[Entries taken from a collection]
----------

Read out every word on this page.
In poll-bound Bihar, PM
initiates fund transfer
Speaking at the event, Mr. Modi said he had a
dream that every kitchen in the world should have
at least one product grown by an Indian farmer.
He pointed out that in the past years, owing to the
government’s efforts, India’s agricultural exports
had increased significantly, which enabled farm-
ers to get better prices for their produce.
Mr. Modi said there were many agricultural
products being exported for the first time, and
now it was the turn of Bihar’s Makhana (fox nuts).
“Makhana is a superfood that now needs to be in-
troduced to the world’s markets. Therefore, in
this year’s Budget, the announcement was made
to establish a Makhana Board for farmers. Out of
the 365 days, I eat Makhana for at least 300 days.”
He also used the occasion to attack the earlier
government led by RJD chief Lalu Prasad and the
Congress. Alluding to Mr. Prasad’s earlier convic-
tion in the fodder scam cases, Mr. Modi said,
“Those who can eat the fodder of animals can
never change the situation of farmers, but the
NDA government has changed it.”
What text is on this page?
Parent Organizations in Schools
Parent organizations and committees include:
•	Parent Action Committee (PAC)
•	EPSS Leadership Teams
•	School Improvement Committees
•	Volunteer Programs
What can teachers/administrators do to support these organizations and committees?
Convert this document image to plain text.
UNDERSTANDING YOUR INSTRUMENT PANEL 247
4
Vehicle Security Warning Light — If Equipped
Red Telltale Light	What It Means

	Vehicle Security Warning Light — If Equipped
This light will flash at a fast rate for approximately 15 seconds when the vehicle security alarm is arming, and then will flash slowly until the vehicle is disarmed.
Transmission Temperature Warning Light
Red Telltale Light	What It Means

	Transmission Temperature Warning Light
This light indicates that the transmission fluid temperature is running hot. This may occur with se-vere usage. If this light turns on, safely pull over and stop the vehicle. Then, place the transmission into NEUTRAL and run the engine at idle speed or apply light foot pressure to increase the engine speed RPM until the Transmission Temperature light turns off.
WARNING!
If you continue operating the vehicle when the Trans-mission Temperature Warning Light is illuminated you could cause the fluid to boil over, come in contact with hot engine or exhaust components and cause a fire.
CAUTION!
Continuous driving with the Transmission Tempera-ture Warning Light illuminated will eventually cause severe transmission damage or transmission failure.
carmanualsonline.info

----------

-- Your task --
Using the listing, copy every line where the word "that" shows up.

-- Solution to this task --
dream that every kitchen in the world should have
He pointed out that in the past years, owing to the
“Makhana is a superfood that now needs to be in-
This light indicates that the transmission fluid temperature is running hot. This may occur with se-vere usage. If this light turns on, safely pull over and stop the vehicle. Then, place the transmission into NEUTRAL and run the engine at idle speed or apply light foot pressure to increase the engine speed RPM until the Transmission Temperature light turns off.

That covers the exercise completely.